» **SUPPLIED ENTRIES**:
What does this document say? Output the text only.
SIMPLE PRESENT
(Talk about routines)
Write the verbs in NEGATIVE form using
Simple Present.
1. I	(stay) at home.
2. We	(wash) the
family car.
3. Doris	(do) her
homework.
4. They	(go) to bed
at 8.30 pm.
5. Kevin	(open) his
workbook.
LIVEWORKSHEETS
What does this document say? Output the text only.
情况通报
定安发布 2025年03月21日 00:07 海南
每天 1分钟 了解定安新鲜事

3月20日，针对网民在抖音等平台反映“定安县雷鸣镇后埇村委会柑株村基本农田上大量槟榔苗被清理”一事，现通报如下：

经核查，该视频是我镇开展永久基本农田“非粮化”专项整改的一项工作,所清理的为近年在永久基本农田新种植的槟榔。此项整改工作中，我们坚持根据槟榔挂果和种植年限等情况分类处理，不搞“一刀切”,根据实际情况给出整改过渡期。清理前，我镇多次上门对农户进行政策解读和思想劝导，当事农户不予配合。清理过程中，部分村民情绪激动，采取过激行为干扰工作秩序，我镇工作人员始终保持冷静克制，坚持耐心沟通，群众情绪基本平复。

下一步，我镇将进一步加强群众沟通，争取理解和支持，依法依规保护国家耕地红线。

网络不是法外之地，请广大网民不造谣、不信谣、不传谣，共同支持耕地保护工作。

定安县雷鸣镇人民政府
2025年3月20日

» **BRIEF**:
Return every line exactly.

» **ANSWER**:
What does this document say? Output the text only.
SIMPLE PRESENT
(Talk about routines)
Write the verbs in NEGATIVE form using
Simple Present.
1. I	(stay) at home.
2. We	(wash) the
family car.
3. Doris	(do) her
homework.
4. They	(go) to bed
at 8.30 pm.
5. Kevin	(open) his
workbook.
LIVEWORKSHEETS
What does this document say? Output the text only.
情况通报
定安发布 2025年03月21日 00:07 海南
每天 1分钟 了解定安新鲜事

3月20日，针对网民在抖音等平台反映“定安县雷鸣镇后埇村委会柑株村基本农田上大量槟榔苗被清理”一事，现通报如下：

经核查，该视频是我镇开展永久基本农田“非粮化”专项整改的一项工作,所清理的为近年在永久基本农田新种植的槟榔。此项整改工作中，我们坚持根据槟榔挂果和种植年限等情况分类处理，不搞“一刀切”,根据实际情况给出整改过渡期。清理前，我镇多次上门对农户进行政策解读和思想劝导，当事农户不予配合。清理过程中，部分村民情绪激动，采取过激行为干扰工作秩序，我镇工作人员始终保持冷静克制，坚持耐心沟通，群众情绪基本平复。

下一步，我镇将进一步加强群众沟通，争取理解和支持，依法依规保护国家耕地红线。

网络不是法外之地，请广大网民不造谣、不信谣、不传谣，共同支持耕地保护工作。

定安县雷鸣镇人民政府
2025年3月20日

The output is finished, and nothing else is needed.